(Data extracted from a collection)
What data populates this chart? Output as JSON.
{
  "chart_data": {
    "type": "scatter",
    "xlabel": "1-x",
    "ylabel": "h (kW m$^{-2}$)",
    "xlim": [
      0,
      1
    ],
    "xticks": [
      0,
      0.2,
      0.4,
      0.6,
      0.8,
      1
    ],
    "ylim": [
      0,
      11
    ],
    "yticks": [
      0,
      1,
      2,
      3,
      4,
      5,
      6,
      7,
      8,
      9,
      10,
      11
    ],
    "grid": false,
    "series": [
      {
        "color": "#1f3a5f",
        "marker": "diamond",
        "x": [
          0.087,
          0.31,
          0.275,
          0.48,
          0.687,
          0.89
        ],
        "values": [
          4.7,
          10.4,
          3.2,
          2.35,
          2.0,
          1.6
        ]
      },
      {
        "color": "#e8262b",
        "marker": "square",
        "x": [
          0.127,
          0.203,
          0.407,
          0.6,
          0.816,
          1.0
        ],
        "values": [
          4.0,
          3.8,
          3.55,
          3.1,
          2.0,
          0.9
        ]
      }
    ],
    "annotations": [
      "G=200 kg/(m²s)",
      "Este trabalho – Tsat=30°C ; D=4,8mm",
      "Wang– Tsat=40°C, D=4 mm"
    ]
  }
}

Set exercise: Scan the entries above for the word "Tsat" and collect each line holding it.

Solution below:
      "Este trabalho – Tsat=30°C ; D=4,8mm",
      "Wang– Tsat=40°C, D=4 mm"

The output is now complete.